Task to carry out:
Transcribe all of the material exactly, except for its pictures.

## begin Data to process

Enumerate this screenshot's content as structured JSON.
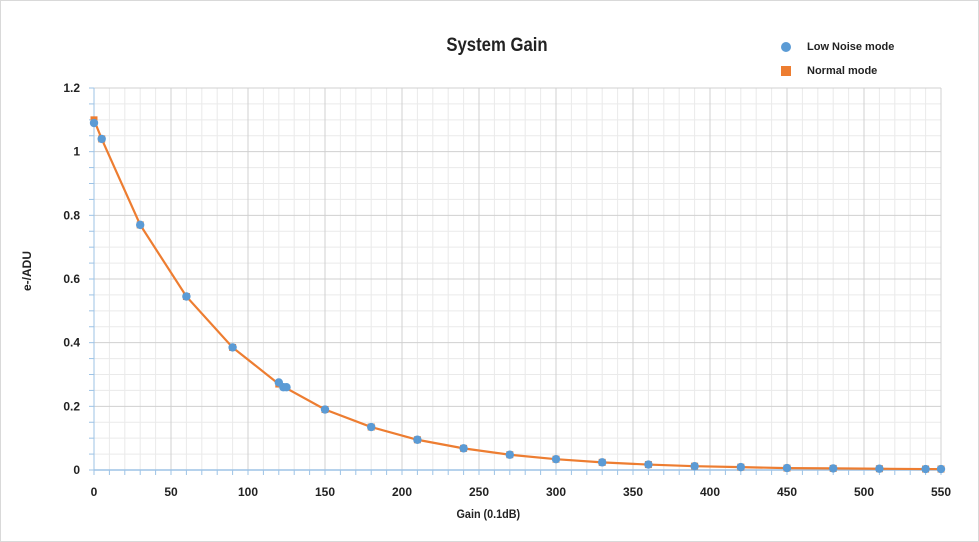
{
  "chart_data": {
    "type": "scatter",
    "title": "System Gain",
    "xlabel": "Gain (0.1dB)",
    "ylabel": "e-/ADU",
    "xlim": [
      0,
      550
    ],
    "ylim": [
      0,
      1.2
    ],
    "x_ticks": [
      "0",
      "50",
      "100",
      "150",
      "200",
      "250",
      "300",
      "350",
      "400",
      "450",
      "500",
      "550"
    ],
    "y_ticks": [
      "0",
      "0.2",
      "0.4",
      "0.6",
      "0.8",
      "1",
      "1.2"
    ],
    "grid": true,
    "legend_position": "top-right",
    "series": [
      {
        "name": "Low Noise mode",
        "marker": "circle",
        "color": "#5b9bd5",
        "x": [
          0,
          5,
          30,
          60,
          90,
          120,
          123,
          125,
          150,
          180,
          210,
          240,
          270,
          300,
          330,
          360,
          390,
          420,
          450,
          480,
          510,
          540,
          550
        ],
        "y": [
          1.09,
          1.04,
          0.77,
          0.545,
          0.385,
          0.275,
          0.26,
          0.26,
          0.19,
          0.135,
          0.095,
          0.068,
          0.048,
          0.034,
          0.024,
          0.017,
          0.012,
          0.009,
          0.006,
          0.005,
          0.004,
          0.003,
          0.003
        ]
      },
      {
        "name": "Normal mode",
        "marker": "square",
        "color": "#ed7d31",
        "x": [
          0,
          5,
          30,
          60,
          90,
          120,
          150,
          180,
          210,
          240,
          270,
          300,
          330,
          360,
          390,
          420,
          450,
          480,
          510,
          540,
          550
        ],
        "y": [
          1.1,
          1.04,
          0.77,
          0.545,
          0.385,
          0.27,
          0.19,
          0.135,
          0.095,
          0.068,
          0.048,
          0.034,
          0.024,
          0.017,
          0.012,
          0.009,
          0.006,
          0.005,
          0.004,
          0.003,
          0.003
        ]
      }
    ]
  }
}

## end Data to process

Task solution:
Enumerate this screenshot's content as structured JSON.
{
  "chart_data": {
    "type": "scatter",
    "title": "System Gain",
    "xlabel": "Gain (0.1dB)",
    "ylabel": "e-/ADU",
    "xlim": [
      0,
      550
    ],
    "ylim": [
      0,
      1.2
    ],
    "x_ticks": [
      "0",
      "50",
      "100",
      "150",
      "200",
      "250",
      "300",
      "350",
      "400",
      "450",
      "500",
      "550"
    ],
    "y_ticks": [
      "0",
      "0.2",
      "0.4",
      "0.6",
      "0.8",
      "1",
      "1.2"
    ],
    "grid": true,
    "legend_position": "top-right",
    "series": [
      {
        "name": "Low Noise mode",
        "marker": "circle",
        "color": "#5b9bd5",
        "x": [
          0,
          5,
          30,
          60,
          90,
          120,
          123,
          125,
          150,
          180,
          210,
          240,
          270,
          300,
          330,
          360,
          390,
          420,
          450,
          480,
          510,
          540,
          550
        ],
        "y": [
          1.09,
          1.04,
          0.77,
          0.545,
          0.385,
          0.275,
          0.26,
          0.26,
          0.19,
          0.135,
          0.095,
          0.068,
          0.048,
          0.034,
          0.024,
          0.017,
          0.012,
          0.009,
          0.006,
          0.005,
          0.004,
          0.003,
          0.003
        ]
      },
      {
        "name": "Normal mode",
        "marker": "square",
        "color": "#ed7d31",
        "x": [
          0,
          5,
          30,
          60,
          90,
          120,
          150,
          180,
          210,
          240,
          270,
          300,
          330,
          360,
          390,
          420,
          450,
          480,
          510,
          540,
          550
        ],
        "y": [
          1.1,
          1.04,
          0.77,
          0.545,
          0.385,
          0.27,
          0.19,
          0.135,
          0.095,
          0.068,
          0.048,
          0.034,
          0.024,
          0.017,
          0.012,
          0.009,
          0.006,
          0.005,
          0.004,
          0.003,
          0.003
        ]
      }
    ]
  }
}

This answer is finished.